**Your task**
No images are to be carried over; print all other material exactly as it stands.

**Dataset excerpt**
* * *

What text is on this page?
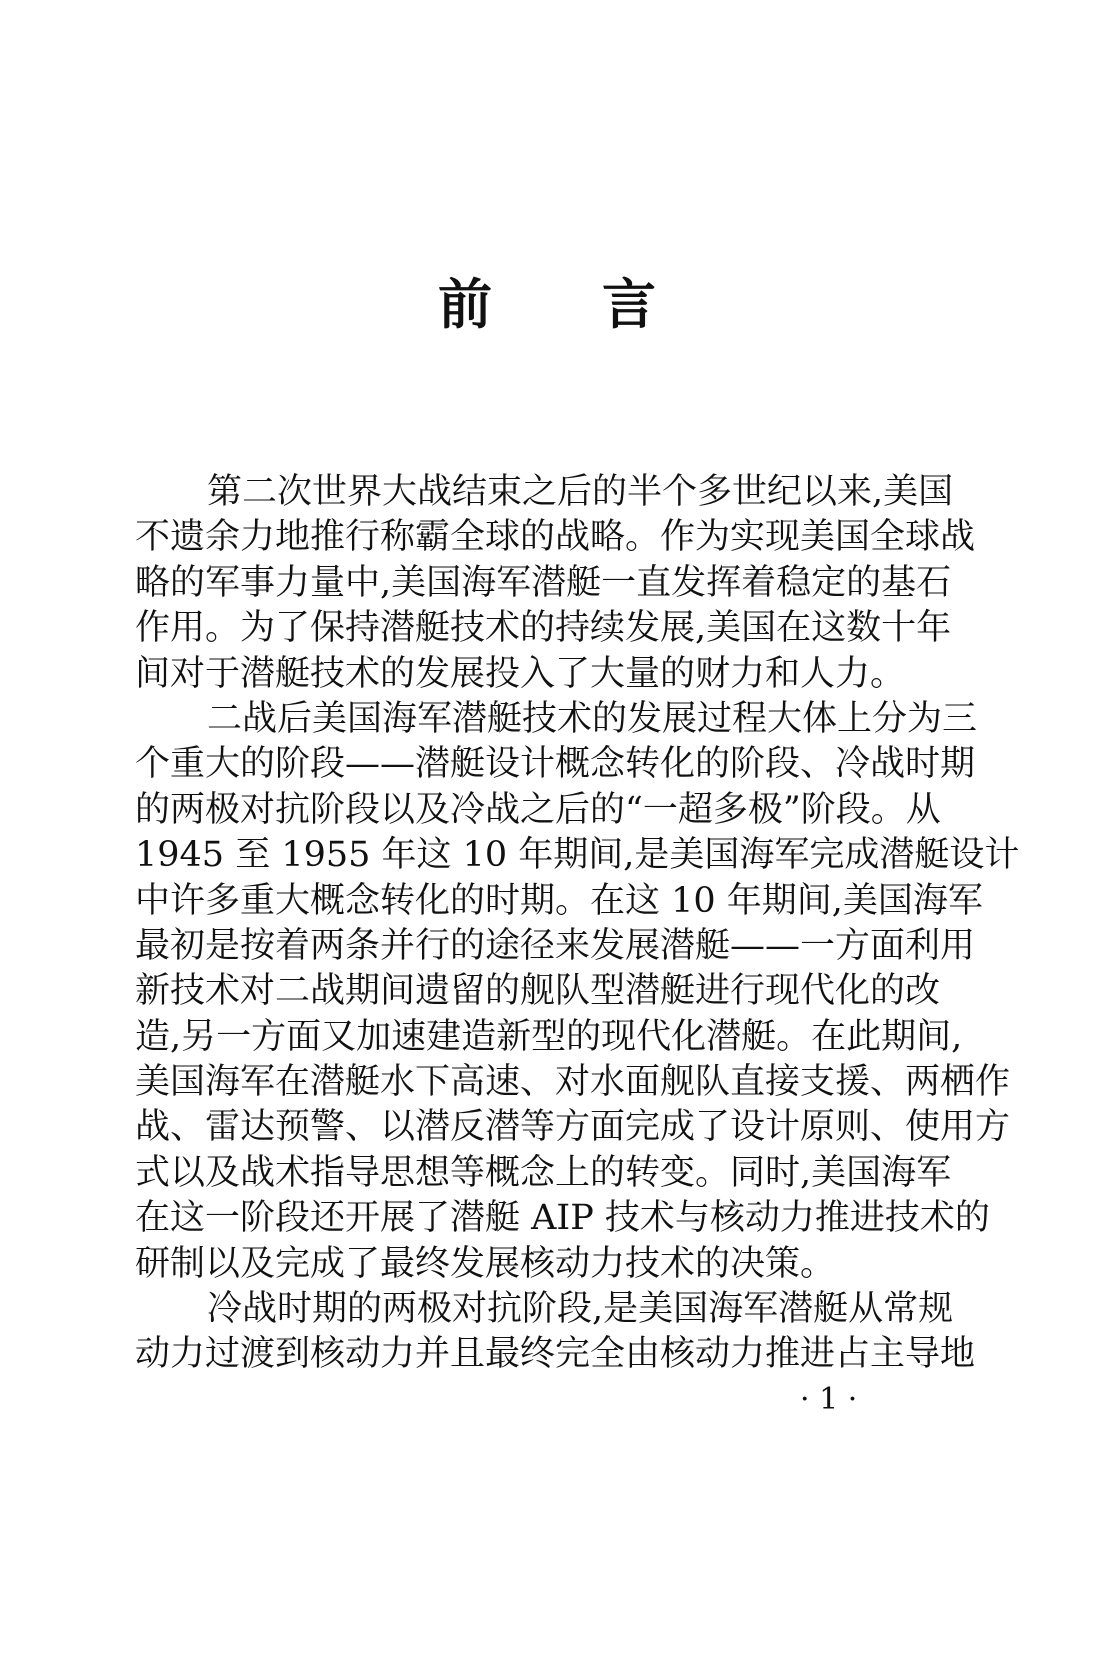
前 言
第二次世界大战结束之后的半个多世纪以来,美国
不遗余力地推行称霸全球的战略。作为实现美国全球战
略的军事力量中,美国海军潜艇一直发挥着稳定的基石
作用。为了保持潜艇技术的持续发展,美国在这数十年
间对于潜艇技术的发展投入了大量的财力和人力。
二战后美国海军潜艇技术的发展过程大体上分为三
个重大的阶段——潜艇设计概念转化的阶段、冷战时期
的两极对抗阶段以及冷战之后的“一超多极”阶段。从
1945 至 1955 年这 10 年期间,是美国海军完成潜艇设计
中许多重大概念转化的时期。在这 10 年期间,美国海军
最初是按着两条并行的途径来发展潜艇——一方面利用
新技术对二战期间遗留的舰队型潜艇进行现代化的改
造,另一方面又加速建造新型的现代化潜艇。在此期间,
美国海军在潜艇水下高速、对水面舰队直接支援、两栖作
战、雷达预警、以潜反潜等方面完成了设计原则、使用方
式以及战术指导思想等概念上的转变。同时,美国海军
在这一阶段还开展了潜艇 AIP 技术与核动力推进技术的
研制以及完成了最终发展核动力技术的决策。
冷战时期的两极对抗阶段,是美国海军潜艇从常规
动力过渡到核动力并且最终完全由核动力推进占主导地
· 1 ·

* * *

**Exercise result**
What text is on this page?
前 言
第二次世界大战结束之后的半个多世纪以来,美国
不遗余力地推行称霸全球的战略。作为实现美国全球战
略的军事力量中,美国海军潜艇一直发挥着稳定的基石
作用。为了保持潜艇技术的持续发展,美国在这数十年
间对于潜艇技术的发展投入了大量的财力和人力。
二战后美国海军潜艇技术的发展过程大体上分为三
个重大的阶段——潜艇设计概念转化的阶段、冷战时期
的两极对抗阶段以及冷战之后的“一超多极”阶段。从
1945 至 1955 年这 10 年期间,是美国海军完成潜艇设计
中许多重大概念转化的时期。在这 10 年期间,美国海军
最初是按着两条并行的途径来发展潜艇——一方面利用
新技术对二战期间遗留的舰队型潜艇进行现代化的改
造,另一方面又加速建造新型的现代化潜艇。在此期间,
美国海军在潜艇水下高速、对水面舰队直接支援、两栖作
战、雷达预警、以潜反潜等方面完成了设计原则、使用方
式以及战术指导思想等概念上的转变。同时,美国海军
在这一阶段还开展了潜艇 AIP 技术与核动力推进技术的
研制以及完成了最终发展核动力技术的决策。
冷战时期的两极对抗阶段,是美国海军潜艇从常规
动力过渡到核动力并且最终完全由核动力推进占主导地
· 1 ·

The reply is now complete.